Corona-Sommer Nummer ZWEI

Etappe 5: Der Werbellinsee - fast schon eine Liebeserklärung

Dann wieder Ankertag - irgendwo am Nordufer. Da gibt es mehrere Buchten, in denen man auch bei Westwind sehr geschützt liegt. Mein Lieblingsankerplatz bei Kilometer 14,5 - querab Altenhof. Das Ufer durch Tonnen geschützt, dennoch muss man nahe herangehen, sonst müsste man unendlich Kette stecken. Der Rinnensee ist eben bis 55 Meter tief. Toteis hat ihn davor bewahrt, durch Geschiebe "zugemüllt" zu werden.

Sonnenaufgang - nicht wirklich still ruht der See, eine leichte Brise kräuselt das Wasser. Leider wird die Stille nicht lange anhalten, es ist Wochenende, und am Nordufer zieht sich die Seerandstraße von Eichhorst nach Joachimsthal - eine beliebte Strecke für Motorradfahrer. Und von Leise-Bikern hat hier anscheinend noch niemand Kenntnis genommen. Mit aufgerissenem Auspuff donnern hier dann und wann die Feuerstühle vorbei - allerdings nicht zu vergleichen mit den Zahlen, die wir aus dem Sauerland oder der Eifel kennen.

Das sanfte Licht des jungen Tages gibt den Ufern ein zartes Grün. Immer wieder schön zu beobachten, wie schnell der Werbellin sein Gesicht ändern kann.

ZIEL DER ÜBUNG:
Wie tief ist der Werbellinsee laut dem Text über den See?

BEREITGESTELLTE ANGABEN:

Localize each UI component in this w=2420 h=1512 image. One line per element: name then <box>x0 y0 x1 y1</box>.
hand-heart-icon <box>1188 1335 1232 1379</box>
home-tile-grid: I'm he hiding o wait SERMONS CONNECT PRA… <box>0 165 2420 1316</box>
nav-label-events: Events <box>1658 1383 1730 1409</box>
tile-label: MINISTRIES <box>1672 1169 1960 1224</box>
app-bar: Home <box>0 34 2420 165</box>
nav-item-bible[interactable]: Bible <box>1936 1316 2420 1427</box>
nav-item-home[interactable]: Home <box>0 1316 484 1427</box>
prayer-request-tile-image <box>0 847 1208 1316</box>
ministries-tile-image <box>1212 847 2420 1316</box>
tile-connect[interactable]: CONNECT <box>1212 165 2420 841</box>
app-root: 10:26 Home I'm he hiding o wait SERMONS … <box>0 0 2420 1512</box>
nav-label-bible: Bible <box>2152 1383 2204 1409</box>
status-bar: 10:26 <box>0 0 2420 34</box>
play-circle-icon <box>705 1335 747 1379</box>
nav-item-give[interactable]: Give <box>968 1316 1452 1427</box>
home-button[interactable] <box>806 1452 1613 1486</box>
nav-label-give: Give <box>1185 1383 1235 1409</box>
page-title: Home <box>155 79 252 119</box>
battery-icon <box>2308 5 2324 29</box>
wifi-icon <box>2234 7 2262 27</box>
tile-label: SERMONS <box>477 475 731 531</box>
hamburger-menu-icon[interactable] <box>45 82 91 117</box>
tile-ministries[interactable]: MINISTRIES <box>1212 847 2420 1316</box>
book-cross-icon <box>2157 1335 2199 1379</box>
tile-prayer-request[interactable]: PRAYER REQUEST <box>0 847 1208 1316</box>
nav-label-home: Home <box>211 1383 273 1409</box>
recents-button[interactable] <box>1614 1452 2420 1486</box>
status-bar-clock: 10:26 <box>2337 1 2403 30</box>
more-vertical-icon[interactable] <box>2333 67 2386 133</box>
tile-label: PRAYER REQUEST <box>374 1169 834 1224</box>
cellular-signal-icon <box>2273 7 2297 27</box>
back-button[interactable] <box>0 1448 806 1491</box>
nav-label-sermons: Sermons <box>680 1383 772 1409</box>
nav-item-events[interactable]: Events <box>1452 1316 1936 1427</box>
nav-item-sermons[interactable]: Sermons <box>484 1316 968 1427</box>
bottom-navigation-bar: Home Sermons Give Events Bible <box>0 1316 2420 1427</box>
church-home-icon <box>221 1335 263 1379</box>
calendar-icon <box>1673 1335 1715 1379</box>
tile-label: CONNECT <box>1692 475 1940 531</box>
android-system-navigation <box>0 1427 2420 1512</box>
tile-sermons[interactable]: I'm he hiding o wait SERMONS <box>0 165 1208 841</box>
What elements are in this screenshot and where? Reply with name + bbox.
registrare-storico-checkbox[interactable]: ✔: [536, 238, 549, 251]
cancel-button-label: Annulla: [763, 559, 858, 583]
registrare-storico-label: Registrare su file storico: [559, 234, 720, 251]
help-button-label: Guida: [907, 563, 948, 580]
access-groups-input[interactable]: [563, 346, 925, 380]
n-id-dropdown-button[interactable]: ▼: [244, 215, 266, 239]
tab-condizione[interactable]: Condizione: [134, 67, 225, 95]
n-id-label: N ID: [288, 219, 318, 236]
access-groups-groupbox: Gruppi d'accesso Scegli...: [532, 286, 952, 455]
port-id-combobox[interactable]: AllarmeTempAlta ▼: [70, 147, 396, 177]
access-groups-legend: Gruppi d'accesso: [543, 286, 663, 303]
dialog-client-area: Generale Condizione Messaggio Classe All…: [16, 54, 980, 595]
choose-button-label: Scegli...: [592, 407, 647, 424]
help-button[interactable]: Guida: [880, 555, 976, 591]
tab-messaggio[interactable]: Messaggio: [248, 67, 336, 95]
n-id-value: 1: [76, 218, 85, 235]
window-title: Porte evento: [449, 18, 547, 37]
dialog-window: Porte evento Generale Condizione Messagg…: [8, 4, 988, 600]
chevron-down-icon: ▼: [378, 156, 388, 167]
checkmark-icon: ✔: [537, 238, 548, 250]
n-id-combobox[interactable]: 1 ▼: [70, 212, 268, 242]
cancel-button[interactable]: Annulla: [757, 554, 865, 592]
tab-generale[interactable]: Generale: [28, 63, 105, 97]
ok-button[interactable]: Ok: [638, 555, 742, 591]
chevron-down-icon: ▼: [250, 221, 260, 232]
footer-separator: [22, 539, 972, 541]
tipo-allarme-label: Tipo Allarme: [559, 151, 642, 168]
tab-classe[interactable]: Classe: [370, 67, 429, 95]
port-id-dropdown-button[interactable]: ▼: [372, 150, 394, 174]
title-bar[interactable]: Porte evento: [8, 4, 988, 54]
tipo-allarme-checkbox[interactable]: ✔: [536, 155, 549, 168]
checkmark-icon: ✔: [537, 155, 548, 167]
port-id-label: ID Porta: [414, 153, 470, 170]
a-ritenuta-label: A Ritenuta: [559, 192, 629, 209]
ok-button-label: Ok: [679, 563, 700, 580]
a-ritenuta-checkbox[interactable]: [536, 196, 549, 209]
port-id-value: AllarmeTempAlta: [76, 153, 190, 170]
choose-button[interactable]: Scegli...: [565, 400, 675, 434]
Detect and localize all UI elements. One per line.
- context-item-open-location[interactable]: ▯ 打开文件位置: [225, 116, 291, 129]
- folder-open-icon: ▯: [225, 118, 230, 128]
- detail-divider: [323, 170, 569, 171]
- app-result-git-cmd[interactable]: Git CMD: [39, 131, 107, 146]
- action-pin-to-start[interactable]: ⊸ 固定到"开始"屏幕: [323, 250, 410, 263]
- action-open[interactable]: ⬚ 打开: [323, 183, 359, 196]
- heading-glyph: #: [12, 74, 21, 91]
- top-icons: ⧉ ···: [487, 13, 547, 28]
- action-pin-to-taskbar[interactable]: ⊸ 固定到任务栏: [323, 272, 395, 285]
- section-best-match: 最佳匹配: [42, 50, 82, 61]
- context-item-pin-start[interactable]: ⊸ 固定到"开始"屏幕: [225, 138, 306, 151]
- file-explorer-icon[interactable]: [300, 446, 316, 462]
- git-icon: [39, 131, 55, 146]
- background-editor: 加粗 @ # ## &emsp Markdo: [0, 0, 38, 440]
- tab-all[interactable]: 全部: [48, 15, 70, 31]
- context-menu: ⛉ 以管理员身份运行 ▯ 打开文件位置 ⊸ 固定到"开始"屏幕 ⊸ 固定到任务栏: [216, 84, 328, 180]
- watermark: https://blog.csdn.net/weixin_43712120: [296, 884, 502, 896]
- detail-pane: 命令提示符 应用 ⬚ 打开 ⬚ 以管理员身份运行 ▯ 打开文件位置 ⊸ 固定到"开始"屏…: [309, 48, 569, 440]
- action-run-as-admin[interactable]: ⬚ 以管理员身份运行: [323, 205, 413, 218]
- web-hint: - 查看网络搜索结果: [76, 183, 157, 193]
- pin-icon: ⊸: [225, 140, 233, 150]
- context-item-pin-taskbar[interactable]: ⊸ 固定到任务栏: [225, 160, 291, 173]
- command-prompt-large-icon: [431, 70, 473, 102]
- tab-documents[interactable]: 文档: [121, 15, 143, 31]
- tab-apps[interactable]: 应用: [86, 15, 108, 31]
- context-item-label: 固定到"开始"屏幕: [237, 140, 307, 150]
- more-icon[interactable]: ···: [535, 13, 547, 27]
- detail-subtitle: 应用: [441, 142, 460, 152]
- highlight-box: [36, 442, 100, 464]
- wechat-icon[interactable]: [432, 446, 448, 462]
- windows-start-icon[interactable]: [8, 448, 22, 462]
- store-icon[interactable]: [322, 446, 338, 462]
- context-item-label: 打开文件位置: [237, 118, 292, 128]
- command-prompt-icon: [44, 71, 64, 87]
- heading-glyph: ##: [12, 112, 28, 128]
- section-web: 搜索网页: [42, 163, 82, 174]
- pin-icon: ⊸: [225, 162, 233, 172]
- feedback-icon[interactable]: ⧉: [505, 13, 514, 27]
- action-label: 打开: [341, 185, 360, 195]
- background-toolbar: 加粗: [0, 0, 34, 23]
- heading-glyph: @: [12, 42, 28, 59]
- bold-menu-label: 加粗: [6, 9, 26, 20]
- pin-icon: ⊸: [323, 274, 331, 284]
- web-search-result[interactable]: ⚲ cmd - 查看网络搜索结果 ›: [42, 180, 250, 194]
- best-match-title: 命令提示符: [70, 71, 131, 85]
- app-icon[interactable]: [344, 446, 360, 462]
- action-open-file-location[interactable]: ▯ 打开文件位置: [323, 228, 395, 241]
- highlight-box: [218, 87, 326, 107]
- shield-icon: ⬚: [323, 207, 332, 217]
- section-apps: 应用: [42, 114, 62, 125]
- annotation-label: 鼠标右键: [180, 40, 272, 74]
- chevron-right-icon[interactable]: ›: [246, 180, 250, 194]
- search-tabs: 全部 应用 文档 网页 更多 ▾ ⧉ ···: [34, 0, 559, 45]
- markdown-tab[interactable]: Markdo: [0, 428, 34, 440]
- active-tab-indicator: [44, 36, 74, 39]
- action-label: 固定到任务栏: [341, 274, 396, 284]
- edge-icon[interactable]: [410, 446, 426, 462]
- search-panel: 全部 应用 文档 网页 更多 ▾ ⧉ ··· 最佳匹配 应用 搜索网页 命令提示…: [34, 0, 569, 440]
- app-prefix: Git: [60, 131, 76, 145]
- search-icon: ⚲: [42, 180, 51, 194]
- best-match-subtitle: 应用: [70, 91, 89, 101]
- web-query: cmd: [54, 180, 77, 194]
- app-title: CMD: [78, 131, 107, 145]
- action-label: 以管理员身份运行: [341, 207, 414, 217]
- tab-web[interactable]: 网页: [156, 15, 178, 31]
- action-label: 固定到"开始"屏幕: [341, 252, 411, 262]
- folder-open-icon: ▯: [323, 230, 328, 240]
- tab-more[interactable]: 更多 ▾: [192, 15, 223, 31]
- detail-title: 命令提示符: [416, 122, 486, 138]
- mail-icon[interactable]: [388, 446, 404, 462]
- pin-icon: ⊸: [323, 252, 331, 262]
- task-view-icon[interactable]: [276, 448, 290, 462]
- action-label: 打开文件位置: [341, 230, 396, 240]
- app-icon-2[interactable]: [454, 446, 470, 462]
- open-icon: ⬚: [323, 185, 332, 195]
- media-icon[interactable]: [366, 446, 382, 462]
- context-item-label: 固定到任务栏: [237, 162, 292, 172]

GELÖSTE AUFGABE:
Bis 55 Meter.